TRECHO DO TEXTO
· · ·
Anton Tchekov é tido como um pilar na dramaturgia moderna. Esse escritor de contos e peças russo se esmera em mostrar o máximo possível do mundo interior de seus personagens com o mínimo de ações externas possível. É como cada personagem tivesse dentro de si um mundo subterrâneo a ser descoberto através de suas pequenas ações cotidianas.
Na montagem de "As Três Irmãs", de Tchekov, a primeira coisa que as atrizes fizeram foi interagir com o público. Estávamos na sala de espera quando as atrizes saem do teatro e falam conosco, nos dando balões e falando pra enchê-los mas não amarrar a ponta. Entramos no teatro e outra atriz está nos esperando. Devemos soltar os balões no momento que ela entrar em cena, para causar um "efeito especial".
· · ·
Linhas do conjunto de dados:
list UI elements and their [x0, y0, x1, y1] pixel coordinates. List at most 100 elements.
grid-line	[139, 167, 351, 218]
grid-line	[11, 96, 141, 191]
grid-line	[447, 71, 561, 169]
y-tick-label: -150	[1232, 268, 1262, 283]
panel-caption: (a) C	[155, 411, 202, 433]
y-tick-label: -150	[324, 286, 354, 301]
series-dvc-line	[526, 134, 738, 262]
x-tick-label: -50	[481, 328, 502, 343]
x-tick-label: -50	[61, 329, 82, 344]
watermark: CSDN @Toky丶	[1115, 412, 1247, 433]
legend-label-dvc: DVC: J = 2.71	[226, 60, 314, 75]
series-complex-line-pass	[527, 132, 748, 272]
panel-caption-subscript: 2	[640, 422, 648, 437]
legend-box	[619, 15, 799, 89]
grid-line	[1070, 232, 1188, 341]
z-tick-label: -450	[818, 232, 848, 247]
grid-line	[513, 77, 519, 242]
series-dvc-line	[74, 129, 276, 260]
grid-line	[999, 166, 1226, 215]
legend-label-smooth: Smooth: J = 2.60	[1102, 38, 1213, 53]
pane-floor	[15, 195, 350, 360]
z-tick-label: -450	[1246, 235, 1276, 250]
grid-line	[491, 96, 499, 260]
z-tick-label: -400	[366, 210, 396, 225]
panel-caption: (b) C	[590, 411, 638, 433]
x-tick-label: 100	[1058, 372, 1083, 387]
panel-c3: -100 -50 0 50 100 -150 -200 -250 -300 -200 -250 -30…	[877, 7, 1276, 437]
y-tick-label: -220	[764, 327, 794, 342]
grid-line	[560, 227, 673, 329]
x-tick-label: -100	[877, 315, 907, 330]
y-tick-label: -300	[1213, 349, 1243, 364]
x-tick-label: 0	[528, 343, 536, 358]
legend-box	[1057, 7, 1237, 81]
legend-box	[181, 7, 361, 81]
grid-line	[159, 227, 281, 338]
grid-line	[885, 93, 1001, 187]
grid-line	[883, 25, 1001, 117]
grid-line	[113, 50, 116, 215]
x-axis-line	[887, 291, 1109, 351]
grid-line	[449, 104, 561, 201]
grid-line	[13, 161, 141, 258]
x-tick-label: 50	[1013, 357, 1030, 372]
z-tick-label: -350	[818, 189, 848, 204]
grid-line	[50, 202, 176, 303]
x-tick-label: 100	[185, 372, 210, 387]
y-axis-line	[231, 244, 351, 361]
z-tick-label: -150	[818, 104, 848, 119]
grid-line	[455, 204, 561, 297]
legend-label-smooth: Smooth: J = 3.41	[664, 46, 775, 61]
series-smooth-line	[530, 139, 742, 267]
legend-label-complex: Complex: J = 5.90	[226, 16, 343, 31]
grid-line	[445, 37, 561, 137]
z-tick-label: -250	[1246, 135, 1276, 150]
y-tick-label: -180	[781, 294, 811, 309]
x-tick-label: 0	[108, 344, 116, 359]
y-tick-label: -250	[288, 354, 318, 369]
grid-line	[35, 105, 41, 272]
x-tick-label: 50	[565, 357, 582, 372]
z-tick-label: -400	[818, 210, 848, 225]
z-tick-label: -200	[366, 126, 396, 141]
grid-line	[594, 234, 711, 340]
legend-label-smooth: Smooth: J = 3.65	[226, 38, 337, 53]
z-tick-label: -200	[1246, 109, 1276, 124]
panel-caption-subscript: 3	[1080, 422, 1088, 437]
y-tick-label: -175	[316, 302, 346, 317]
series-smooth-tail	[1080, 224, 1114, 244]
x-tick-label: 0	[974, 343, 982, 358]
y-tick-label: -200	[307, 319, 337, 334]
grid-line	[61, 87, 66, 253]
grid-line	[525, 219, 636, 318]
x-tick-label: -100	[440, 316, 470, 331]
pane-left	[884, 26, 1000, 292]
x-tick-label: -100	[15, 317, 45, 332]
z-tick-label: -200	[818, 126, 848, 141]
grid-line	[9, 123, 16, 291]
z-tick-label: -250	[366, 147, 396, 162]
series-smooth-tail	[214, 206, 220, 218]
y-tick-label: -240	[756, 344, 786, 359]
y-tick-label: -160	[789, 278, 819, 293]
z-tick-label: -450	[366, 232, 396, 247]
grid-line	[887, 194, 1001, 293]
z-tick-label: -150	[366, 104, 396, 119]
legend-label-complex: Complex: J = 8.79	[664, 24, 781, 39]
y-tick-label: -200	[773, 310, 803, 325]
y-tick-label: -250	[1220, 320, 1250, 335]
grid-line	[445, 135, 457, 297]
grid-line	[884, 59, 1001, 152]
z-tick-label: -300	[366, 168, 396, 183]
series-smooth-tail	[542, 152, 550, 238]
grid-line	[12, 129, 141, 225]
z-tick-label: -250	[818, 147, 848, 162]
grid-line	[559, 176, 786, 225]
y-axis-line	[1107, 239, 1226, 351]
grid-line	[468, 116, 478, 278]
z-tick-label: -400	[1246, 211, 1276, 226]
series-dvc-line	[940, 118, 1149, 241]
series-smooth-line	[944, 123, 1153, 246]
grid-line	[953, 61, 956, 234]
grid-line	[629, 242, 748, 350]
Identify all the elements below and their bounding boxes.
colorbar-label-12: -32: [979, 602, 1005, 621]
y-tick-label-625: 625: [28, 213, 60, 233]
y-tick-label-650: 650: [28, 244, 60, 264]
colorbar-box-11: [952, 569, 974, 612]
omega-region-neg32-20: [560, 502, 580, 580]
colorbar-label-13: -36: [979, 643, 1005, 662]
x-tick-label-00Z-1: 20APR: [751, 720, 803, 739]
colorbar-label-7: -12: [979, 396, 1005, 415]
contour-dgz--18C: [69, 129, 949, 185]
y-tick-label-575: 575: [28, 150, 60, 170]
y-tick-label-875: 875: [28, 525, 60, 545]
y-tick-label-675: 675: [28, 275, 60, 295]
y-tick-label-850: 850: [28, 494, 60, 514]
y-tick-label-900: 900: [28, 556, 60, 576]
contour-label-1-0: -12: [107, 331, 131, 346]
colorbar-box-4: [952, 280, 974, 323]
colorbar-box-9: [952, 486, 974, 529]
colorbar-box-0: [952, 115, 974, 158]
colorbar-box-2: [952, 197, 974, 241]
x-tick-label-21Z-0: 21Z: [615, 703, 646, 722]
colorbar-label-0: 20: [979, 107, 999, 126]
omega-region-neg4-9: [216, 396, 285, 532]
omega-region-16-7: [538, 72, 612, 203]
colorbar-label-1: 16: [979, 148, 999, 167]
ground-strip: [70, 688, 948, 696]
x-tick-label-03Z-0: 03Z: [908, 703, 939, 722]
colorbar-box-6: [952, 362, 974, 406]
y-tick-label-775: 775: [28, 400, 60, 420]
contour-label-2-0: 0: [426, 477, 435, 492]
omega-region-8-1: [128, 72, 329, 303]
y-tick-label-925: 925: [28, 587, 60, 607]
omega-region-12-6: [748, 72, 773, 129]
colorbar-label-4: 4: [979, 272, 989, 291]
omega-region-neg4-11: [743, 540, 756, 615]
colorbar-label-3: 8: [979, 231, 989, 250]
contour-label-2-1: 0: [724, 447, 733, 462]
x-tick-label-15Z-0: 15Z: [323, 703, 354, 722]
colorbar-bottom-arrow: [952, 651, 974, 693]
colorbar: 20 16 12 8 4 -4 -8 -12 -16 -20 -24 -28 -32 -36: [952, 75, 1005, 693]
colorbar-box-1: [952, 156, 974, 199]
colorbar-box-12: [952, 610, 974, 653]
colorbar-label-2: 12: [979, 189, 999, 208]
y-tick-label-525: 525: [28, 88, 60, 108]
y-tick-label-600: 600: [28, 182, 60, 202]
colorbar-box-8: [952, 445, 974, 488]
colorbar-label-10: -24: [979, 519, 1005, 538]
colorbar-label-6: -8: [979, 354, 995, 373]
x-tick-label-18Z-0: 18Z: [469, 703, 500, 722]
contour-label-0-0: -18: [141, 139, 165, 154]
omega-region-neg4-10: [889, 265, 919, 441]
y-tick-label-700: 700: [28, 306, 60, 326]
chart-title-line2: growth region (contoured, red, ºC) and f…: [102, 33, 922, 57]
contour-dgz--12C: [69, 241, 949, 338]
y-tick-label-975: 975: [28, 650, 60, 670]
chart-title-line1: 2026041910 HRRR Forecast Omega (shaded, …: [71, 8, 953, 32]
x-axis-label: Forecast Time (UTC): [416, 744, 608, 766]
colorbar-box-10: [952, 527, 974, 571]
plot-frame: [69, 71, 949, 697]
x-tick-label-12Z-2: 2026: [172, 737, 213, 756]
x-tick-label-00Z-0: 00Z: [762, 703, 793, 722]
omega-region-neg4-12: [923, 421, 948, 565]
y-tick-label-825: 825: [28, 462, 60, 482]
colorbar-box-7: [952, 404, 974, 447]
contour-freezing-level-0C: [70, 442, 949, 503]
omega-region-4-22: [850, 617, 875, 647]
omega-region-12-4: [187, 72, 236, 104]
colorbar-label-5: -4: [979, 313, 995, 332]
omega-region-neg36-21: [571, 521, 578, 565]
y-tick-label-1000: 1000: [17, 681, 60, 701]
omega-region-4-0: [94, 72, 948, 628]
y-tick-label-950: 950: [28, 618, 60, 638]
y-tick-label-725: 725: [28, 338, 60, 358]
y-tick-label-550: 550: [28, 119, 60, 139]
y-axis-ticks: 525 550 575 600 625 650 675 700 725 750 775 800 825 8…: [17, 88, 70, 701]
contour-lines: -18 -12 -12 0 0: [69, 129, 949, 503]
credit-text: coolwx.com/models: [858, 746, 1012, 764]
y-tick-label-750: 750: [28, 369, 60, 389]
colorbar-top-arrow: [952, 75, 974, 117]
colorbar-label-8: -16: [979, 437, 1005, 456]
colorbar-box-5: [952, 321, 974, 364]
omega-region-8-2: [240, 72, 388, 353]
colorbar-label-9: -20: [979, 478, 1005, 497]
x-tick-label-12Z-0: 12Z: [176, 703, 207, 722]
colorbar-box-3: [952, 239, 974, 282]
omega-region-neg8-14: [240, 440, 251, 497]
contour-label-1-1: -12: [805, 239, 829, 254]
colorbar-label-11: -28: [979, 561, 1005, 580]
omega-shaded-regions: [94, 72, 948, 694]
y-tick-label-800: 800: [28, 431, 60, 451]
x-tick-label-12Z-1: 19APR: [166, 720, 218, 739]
· · ·
PEDIDO ESCRITO
Transcreva o texto sobre Tchekov por inteiro, palavra por palavra. Baseie-se somente no texto.

RESULTADO DA TAREFA
Anton Tchekov é tido como um pilar na dramaturgia moderna. Esse escritor de contos e peças russo se esmera em mostrar o máximo possível do mundo interior de seus personagens com o mínimo de ações externas possível. É como cada personagem tivesse dentro de si um mundo subterrâneo a ser descoberto através de suas pequenas ações cotidianas.
Na montagem de "As Três Irmãs", de Tchekov, a primeira coisa que as atrizes fizeram foi interagir com o público. Estávamos na sala de espera quando as atrizes saem do teatro e falam conosco, nos dando balões e falando pra enchê-los mas não amarrar a ponta. Entramos no teatro e outra atriz está nos esperando. Devemos soltar os balões no momento que ela entrar em cena, para causar um "efeito especial".